• **REQUIRED WORK**
Copy all lines that contain the word "hàng".

☆ ☆ ☆ ☆

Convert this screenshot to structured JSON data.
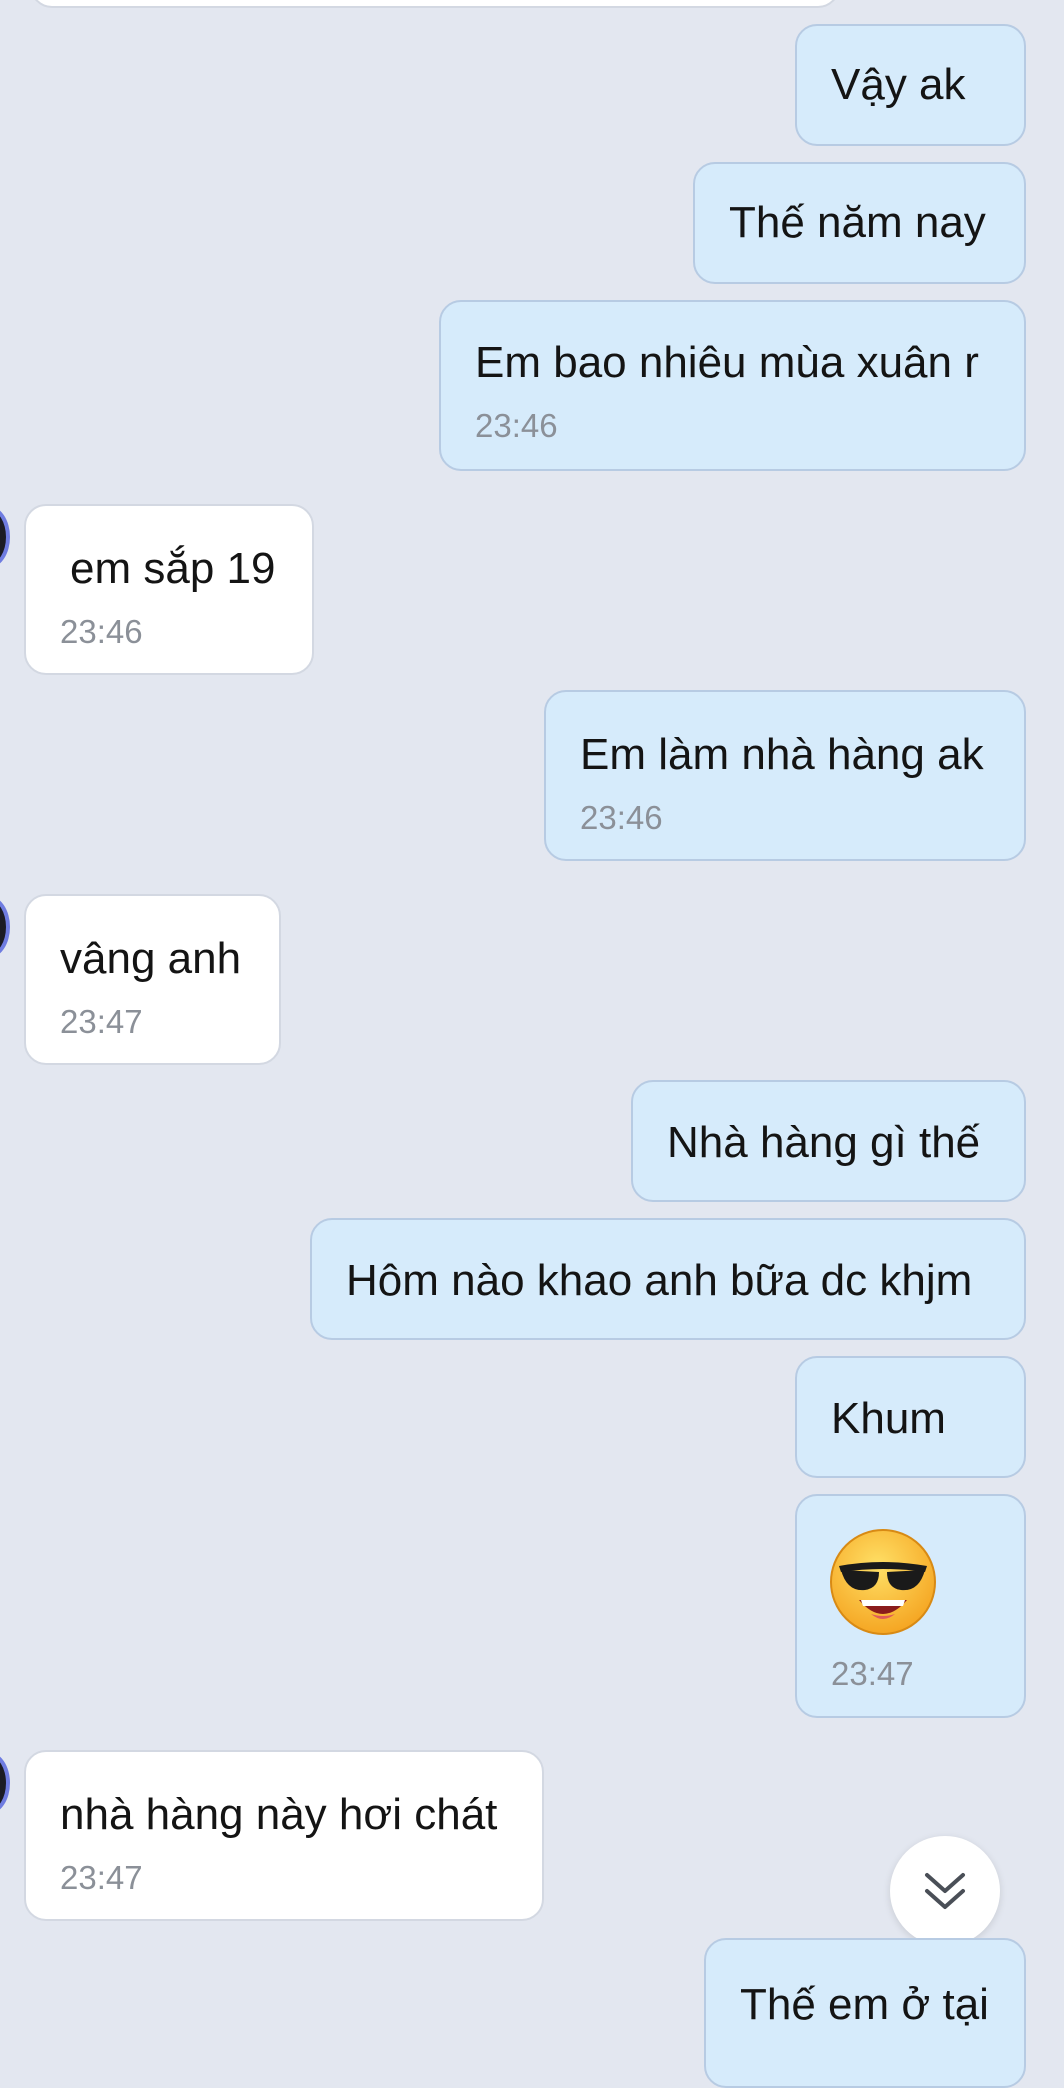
{
  "messages": [
    {
      "id": "m1",
      "side": "sent",
      "text": "Vậy ak",
      "time": ""
    },
    {
      "id": "m2",
      "side": "sent",
      "text": "Thế năm nay",
      "time": ""
    },
    {
      "id": "m3",
      "side": "sent",
      "text": "Em bao nhiêu mùa xuân r",
      "time": "23:46"
    },
    {
      "id": "m4",
      "side": "recv",
      "text": "em sắp 19",
      "time": "23:46"
    },
    {
      "id": "m5",
      "side": "sent",
      "text": "Em làm nhà hàng ak",
      "time": "23:46"
    },
    {
      "id": "m6",
      "side": "recv",
      "text": "vâng anh",
      "time": "23:47"
    },
    {
      "id": "m7",
      "side": "sent",
      "text": "Nhà hàng gì thế",
      "time": ""
    },
    {
      "id": "m8",
      "side": "sent",
      "text": "Hôm nào khao anh bữa dc khjm",
      "time": ""
    },
    {
      "id": "m9",
      "side": "sent",
      "text": "Khum",
      "time": ""
    },
    {
      "id": "m10",
      "side": "sent",
      "emoji": "cool-sunglasses-emoji",
      "time": "23:47"
    },
    {
      "id": "m11",
      "side": "recv",
      "text": "nhà hàng này hơi chát",
      "time": "23:47"
    },
    {
      "id": "m12",
      "side": "sent",
      "text": "Thế em ở tại",
      "time": ""
    }
  ],
  "icons": {
    "scroll_down": "double-chevron-down-icon",
    "avatar": "contact-avatar-icon"
  },
  "colors": {
    "background": "#e3e7f0",
    "sent_bubble": "#d6ebfb",
    "received_bubble": "#ffffff",
    "timestamp": "#8b9098"
  }
}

☆ ☆ ☆ ☆

• **OUTPUT OF THE EXERCISE**
      "text": "Em làm nhà hàng ak",
      "text": "Nhà hàng gì thế",
      "text": "nhà hàng này hơi chát",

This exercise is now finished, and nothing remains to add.